>> begin Supplied entries

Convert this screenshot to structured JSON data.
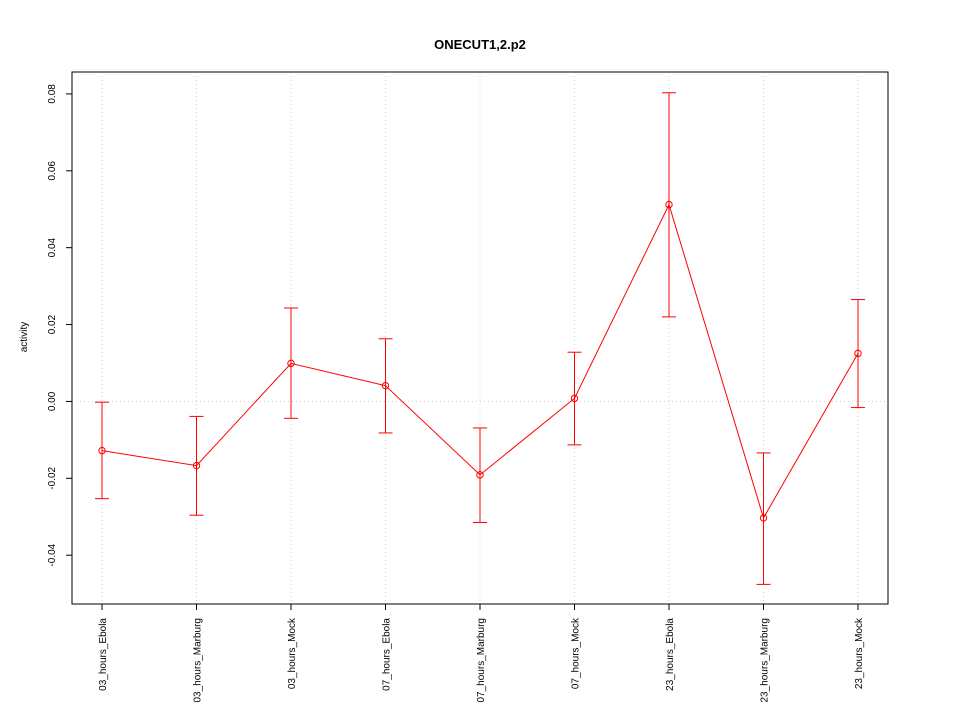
{
  "chart_data": {
    "type": "line",
    "title": "ONECUT1,2.p2",
    "xlabel": "",
    "ylabel": "activity",
    "categories": [
      "03_hours_Ebola",
      "03_hours_Marburg",
      "03_hours_Mock",
      "07_hours_Ebola",
      "07_hours_Marburg",
      "07_hours_Mock",
      "23_hours_Ebola",
      "23_hours_Marburg",
      "23_hours_Mock"
    ],
    "values": [
      -0.0128,
      -0.0167,
      0.0099,
      0.0041,
      -0.0191,
      0.0008,
      0.0512,
      -0.0303,
      0.0125
    ],
    "error_upper": [
      -0.0002,
      -0.0039,
      0.0243,
      0.0163,
      -0.0069,
      0.0128,
      0.0803,
      -0.0134,
      0.0265
    ],
    "error_lower": [
      -0.0253,
      -0.0296,
      -0.0044,
      -0.0082,
      -0.0315,
      -0.0113,
      0.022,
      -0.0476,
      -0.0016
    ],
    "yticks": [
      -0.04,
      -0.02,
      0.0,
      0.02,
      0.04,
      0.06,
      0.08
    ],
    "ytick_labels": [
      "-0.04",
      "-0.02",
      "0.00",
      "0.02",
      "0.04",
      "0.06",
      "0.08"
    ],
    "ylim": [
      -0.0527,
      0.0857
    ],
    "reference_line": 0.0,
    "grid": true,
    "series_color": "#ff0000",
    "grid_color": "#d3d3d3"
  }
}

>> end Supplied entries

> _What you need to do_: Print the complete listing exactly as it stands, without its pictures.

> _Output of the task_:
Convert this screenshot to structured JSON data.
{
  "chart_data": {
    "type": "line",
    "title": "ONECUT1,2.p2",
    "xlabel": "",
    "ylabel": "activity",
    "categories": [
      "03_hours_Ebola",
      "03_hours_Marburg",
      "03_hours_Mock",
      "07_hours_Ebola",
      "07_hours_Marburg",
      "07_hours_Mock",
      "23_hours_Ebola",
      "23_hours_Marburg",
      "23_hours_Mock"
    ],
    "values": [
      -0.0128,
      -0.0167,
      0.0099,
      0.0041,
      -0.0191,
      0.0008,
      0.0512,
      -0.0303,
      0.0125
    ],
    "error_upper": [
      -0.0002,
      -0.0039,
      0.0243,
      0.0163,
      -0.0069,
      0.0128,
      0.0803,
      -0.0134,
      0.0265
    ],
    "error_lower": [
      -0.0253,
      -0.0296,
      -0.0044,
      -0.0082,
      -0.0315,
      -0.0113,
      0.022,
      -0.0476,
      -0.0016
    ],
    "yticks": [
      -0.04,
      -0.02,
      0.0,
      0.02,
      0.04,
      0.06,
      0.08
    ],
    "ytick_labels": [
      "-0.04",
      "-0.02",
      "0.00",
      "0.02",
      "0.04",
      "0.06",
      "0.08"
    ],
    "ylim": [
      -0.0527,
      0.0857
    ],
    "reference_line": 0.0,
    "grid": true,
    "series_color": "#ff0000",
    "grid_color": "#d3d3d3"
  }
}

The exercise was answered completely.